Stored data
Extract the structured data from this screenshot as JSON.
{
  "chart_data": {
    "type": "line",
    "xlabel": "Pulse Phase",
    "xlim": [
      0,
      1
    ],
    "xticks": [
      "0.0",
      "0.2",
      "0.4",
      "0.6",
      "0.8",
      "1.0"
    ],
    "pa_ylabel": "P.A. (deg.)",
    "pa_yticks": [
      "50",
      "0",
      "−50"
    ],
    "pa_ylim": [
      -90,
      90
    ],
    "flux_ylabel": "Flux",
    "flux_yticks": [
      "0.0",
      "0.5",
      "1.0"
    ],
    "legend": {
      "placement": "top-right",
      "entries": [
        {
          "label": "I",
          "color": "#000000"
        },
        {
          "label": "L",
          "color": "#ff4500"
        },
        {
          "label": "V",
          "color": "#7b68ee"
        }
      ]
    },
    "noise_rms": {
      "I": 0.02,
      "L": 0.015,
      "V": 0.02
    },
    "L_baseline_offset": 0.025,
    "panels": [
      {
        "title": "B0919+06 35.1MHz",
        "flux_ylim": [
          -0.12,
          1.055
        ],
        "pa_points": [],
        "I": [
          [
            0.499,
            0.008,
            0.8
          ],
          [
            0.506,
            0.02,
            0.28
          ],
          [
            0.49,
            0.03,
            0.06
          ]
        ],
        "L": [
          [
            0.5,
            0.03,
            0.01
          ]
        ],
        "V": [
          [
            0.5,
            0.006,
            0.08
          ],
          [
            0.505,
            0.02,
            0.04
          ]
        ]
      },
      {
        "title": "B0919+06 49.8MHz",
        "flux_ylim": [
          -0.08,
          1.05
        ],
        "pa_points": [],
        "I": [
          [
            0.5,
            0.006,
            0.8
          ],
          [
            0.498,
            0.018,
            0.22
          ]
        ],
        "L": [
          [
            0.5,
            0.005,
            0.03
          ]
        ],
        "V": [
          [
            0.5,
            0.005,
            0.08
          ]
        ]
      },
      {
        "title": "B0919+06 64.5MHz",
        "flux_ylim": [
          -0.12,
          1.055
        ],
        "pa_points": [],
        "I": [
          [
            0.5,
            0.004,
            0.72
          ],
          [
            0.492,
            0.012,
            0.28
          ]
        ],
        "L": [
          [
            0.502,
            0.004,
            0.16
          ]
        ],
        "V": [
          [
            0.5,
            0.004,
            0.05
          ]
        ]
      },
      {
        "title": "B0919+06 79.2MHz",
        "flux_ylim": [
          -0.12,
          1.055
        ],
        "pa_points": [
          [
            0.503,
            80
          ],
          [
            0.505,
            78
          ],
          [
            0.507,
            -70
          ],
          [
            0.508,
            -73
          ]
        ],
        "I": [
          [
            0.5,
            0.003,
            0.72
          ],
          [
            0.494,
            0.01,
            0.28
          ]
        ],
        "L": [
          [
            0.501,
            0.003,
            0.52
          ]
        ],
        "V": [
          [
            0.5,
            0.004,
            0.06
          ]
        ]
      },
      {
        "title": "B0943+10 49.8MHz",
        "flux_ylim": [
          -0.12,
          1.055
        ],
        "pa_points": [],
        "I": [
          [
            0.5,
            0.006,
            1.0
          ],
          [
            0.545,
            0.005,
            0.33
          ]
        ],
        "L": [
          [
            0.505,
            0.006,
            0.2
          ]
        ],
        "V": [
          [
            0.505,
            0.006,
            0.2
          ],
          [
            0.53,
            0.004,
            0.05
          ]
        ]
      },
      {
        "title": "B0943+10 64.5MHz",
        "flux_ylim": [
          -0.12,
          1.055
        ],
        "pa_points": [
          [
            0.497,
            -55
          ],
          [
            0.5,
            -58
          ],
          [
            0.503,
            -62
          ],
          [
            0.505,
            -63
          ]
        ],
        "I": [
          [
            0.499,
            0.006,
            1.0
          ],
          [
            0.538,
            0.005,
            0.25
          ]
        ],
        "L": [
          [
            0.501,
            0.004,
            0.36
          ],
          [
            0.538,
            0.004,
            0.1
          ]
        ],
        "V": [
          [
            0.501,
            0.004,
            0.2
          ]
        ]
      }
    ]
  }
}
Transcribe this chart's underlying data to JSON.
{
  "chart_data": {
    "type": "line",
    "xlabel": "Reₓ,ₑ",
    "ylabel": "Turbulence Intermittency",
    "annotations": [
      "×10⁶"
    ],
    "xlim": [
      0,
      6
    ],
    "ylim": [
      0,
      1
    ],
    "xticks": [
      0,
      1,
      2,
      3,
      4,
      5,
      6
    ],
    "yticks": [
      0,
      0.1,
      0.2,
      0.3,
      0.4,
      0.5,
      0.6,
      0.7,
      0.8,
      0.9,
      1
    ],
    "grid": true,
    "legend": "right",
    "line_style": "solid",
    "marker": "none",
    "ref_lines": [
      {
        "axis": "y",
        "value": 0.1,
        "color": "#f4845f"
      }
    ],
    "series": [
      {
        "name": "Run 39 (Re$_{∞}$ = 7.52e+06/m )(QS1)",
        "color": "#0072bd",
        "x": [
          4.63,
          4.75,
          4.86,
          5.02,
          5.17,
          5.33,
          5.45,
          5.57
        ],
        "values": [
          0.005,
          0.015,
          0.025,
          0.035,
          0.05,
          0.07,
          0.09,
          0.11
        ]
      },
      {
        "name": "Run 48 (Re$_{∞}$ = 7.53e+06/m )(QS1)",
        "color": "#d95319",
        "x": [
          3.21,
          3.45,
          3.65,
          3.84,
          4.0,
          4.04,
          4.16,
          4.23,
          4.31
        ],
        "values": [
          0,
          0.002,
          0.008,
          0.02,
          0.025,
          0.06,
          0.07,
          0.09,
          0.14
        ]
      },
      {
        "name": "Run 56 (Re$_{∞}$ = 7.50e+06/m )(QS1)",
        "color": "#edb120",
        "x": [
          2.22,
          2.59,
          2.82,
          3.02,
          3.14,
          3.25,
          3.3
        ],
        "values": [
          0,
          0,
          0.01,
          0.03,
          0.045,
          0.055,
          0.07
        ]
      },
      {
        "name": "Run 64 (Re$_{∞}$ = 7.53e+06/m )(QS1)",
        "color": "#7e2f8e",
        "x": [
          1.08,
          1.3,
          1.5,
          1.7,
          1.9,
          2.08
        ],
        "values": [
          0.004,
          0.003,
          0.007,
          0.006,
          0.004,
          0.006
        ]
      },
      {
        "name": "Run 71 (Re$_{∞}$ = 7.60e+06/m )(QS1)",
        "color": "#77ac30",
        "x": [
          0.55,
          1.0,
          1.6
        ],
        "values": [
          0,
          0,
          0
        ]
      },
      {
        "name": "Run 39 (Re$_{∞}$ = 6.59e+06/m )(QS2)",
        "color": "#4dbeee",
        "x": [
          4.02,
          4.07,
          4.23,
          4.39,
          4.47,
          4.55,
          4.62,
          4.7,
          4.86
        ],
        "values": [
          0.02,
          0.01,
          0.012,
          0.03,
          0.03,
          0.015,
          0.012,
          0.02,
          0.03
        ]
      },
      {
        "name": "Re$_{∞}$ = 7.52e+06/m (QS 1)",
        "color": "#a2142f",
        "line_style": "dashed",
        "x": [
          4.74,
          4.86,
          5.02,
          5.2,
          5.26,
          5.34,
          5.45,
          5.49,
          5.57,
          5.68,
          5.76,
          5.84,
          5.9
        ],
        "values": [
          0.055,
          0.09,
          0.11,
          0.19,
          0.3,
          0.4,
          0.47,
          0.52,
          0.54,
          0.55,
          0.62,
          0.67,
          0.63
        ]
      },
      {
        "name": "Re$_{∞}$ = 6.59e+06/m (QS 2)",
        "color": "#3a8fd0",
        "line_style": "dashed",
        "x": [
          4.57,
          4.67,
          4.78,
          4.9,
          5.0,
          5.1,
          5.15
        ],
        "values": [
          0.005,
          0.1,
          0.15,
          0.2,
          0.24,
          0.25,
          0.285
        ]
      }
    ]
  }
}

* _CHALLENGE_
Copy every line in the entries above that has the string "name" in it.

* _RESULT_
        "name": "Run 39 (Re$_{∞}$ = 7.52e+06/m )(QS1)",
        "name": "Run 48 (Re$_{∞}$ = 7.53e+06/m )(QS1)",
        "name": "Run 56 (Re$_{∞}$ = 7.50e+06/m )(QS1)",
        "name": "Run 64 (Re$_{∞}$ = 7.53e+06/m )(QS1)",
        "name": "Run 71 (Re$_{∞}$ = 7.60e+06/m )(QS1)",
        "name": "Run 39 (Re$_{∞}$ = 6.59e+06/m )(QS2)",
        "name": "Re$_{∞}$ = 7.52e+06/m (QS 1)",
        "name": "Re$_{∞}$ = 6.59e+06/m (QS 2)",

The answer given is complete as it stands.